-- BEGIN --
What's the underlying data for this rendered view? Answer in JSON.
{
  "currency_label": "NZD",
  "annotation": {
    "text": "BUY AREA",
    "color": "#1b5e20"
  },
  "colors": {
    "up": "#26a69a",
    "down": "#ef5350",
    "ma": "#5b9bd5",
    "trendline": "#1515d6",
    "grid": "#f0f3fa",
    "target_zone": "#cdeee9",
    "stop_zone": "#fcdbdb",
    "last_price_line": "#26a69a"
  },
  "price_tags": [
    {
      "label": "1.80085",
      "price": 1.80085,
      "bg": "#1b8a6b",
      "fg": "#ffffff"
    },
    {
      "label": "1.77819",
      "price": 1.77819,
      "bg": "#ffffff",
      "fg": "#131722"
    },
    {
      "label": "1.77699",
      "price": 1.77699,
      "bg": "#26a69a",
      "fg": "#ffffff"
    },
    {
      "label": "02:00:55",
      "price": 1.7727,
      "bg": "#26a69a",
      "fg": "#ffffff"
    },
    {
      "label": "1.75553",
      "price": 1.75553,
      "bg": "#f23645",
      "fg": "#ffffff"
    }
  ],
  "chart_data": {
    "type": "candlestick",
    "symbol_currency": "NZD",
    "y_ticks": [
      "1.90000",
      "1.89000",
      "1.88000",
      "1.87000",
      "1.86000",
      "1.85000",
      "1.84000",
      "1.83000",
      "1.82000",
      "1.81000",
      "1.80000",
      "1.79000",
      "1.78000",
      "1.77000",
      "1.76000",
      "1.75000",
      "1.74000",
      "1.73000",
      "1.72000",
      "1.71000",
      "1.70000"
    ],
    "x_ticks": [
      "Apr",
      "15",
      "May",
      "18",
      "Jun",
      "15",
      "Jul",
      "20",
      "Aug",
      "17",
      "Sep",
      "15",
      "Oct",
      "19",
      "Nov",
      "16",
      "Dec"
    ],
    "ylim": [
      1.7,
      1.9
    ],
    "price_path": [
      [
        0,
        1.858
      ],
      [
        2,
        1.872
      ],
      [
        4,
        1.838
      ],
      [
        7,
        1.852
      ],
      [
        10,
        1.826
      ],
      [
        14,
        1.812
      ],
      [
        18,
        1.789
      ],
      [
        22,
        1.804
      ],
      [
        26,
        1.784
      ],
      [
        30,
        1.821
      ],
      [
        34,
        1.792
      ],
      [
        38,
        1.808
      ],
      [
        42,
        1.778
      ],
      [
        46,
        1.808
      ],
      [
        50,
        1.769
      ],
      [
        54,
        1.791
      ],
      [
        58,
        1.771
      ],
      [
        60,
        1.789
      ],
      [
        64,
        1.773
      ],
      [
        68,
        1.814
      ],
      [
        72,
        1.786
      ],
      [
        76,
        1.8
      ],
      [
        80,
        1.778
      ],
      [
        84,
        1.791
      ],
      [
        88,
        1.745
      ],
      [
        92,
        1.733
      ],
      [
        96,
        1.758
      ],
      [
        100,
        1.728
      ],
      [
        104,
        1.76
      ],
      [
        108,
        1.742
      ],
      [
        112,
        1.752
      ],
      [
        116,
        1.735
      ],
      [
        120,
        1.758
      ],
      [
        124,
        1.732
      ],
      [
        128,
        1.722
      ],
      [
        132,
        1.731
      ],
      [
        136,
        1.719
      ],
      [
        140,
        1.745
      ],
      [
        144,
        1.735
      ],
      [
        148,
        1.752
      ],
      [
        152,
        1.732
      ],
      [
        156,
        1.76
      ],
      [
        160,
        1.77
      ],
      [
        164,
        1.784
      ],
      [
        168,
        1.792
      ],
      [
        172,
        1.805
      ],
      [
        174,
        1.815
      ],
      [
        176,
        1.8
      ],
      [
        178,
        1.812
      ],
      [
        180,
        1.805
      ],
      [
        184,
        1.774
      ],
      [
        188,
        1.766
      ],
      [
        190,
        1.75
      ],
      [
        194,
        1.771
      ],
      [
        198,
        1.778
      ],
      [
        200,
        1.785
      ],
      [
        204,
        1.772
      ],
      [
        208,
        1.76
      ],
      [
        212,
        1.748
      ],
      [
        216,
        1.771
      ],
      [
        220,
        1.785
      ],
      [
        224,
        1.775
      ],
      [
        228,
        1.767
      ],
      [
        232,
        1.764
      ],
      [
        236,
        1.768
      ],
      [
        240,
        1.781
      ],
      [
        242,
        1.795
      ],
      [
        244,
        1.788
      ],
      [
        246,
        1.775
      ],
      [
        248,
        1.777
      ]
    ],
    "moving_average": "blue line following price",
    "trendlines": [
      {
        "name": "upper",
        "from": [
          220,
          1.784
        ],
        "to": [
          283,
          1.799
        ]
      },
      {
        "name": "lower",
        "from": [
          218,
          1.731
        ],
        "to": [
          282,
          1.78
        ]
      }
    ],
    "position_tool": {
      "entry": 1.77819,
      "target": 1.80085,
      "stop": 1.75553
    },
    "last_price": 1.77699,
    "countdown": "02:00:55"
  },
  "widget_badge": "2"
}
-- END --
§ Task statement
Please return the data above exactly as given.

§ Problem solution
What's the underlying data for this rendered view? Answer in JSON.
{
  "currency_label": "NZD",
  "annotation": {
    "text": "BUY AREA",
    "color": "#1b5e20"
  },
  "colors": {
    "up": "#26a69a",
    "down": "#ef5350",
    "ma": "#5b9bd5",
    "trendline": "#1515d6",
    "grid": "#f0f3fa",
    "target_zone": "#cdeee9",
    "stop_zone": "#fcdbdb",
    "last_price_line": "#26a69a"
  },
  "price_tags": [
    {
      "label": "1.80085",
      "price": 1.80085,
      "bg": "#1b8a6b",
      "fg": "#ffffff"
    },
    {
      "label": "1.77819",
      "price": 1.77819,
      "bg": "#ffffff",
      "fg": "#131722"
    },
    {
      "label": "1.77699",
      "price": 1.77699,
      "bg": "#26a69a",
      "fg": "#ffffff"
    },
    {
      "label": "02:00:55",
      "price": 1.7727,
      "bg": "#26a69a",
      "fg": "#ffffff"
    },
    {
      "label": "1.75553",
      "price": 1.75553,
      "bg": "#f23645",
      "fg": "#ffffff"
    }
  ],
  "chart_data": {
    "type": "candlestick",
    "symbol_currency": "NZD",
    "y_ticks": [
      "1.90000",
      "1.89000",
      "1.88000",
      "1.87000",
      "1.86000",
      "1.85000",
      "1.84000",
      "1.83000",
      "1.82000",
      "1.81000",
      "1.80000",
      "1.79000",
      "1.78000",
      "1.77000",
      "1.76000",
      "1.75000",
      "1.74000",
      "1.73000",
      "1.72000",
      "1.71000",
      "1.70000"
    ],
    "x_ticks": [
      "Apr",
      "15",
      "May",
      "18",
      "Jun",
      "15",
      "Jul",
      "20",
      "Aug",
      "17",
      "Sep",
      "15",
      "Oct",
      "19",
      "Nov",
      "16",
      "Dec"
    ],
    "ylim": [
      1.7,
      1.9
    ],
    "price_path": [
      [
        0,
        1.858
      ],
      [
        2,
        1.872
      ],
      [
        4,
        1.838
      ],
      [
        7,
        1.852
      ],
      [
        10,
        1.826
      ],
      [
        14,
        1.812
      ],
      [
        18,
        1.789
      ],
      [
        22,
        1.804
      ],
      [
        26,
        1.784
      ],
      [
        30,
        1.821
      ],
      [
        34,
        1.792
      ],
      [
        38,
        1.808
      ],
      [
        42,
        1.778
      ],
      [
        46,
        1.808
      ],
      [
        50,
        1.769
      ],
      [
        54,
        1.791
      ],
      [
        58,
        1.771
      ],
      [
        60,
        1.789
      ],
      [
        64,
        1.773
      ],
      [
        68,
        1.814
      ],
      [
        72,
        1.786
      ],
      [
        76,
        1.8
      ],
      [
        80,
        1.778
      ],
      [
        84,
        1.791
      ],
      [
        88,
        1.745
      ],
      [
        92,
        1.733
      ],
      [
        96,
        1.758
      ],
      [
        100,
        1.728
      ],
      [
        104,
        1.76
      ],
      [
        108,
        1.742
      ],
      [
        112,
        1.752
      ],
      [
        116,
        1.735
      ],
      [
        120,
        1.758
      ],
      [
        124,
        1.732
      ],
      [
        128,
        1.722
      ],
      [
        132,
        1.731
      ],
      [
        136,
        1.719
      ],
      [
        140,
        1.745
      ],
      [
        144,
        1.735
      ],
      [
        148,
        1.752
      ],
      [
        152,
        1.732
      ],
      [
        156,
        1.76
      ],
      [
        160,
        1.77
      ],
      [
        164,
        1.784
      ],
      [
        168,
        1.792
      ],
      [
        172,
        1.805
      ],
      [
        174,
        1.815
      ],
      [
        176,
        1.8
      ],
      [
        178,
        1.812
      ],
      [
        180,
        1.805
      ],
      [
        184,
        1.774
      ],
      [
        188,
        1.766
      ],
      [
        190,
        1.75
      ],
      [
        194,
        1.771
      ],
      [
        198,
        1.778
      ],
      [
        200,
        1.785
      ],
      [
        204,
        1.772
      ],
      [
        208,
        1.76
      ],
      [
        212,
        1.748
      ],
      [
        216,
        1.771
      ],
      [
        220,
        1.785
      ],
      [
        224,
        1.775
      ],
      [
        228,
        1.767
      ],
      [
        232,
        1.764
      ],
      [
        236,
        1.768
      ],
      [
        240,
        1.781
      ],
      [
        242,
        1.795
      ],
      [
        244,
        1.788
      ],
      [
        246,
        1.775
      ],
      [
        248,
        1.777
      ]
    ],
    "moving_average": "blue line following price",
    "trendlines": [
      {
        "name": "upper",
        "from": [
          220,
          1.784
        ],
        "to": [
          283,
          1.799
        ]
      },
      {
        "name": "lower",
        "from": [
          218,
          1.731
        ],
        "to": [
          282,
          1.78
        ]
      }
    ],
    "position_tool": {
      "entry": 1.77819,
      "target": 1.80085,
      "stop": 1.75553
    },
    "last_price": 1.77699,
    "countdown": "02:00:55"
  },
  "widget_badge": "2"
}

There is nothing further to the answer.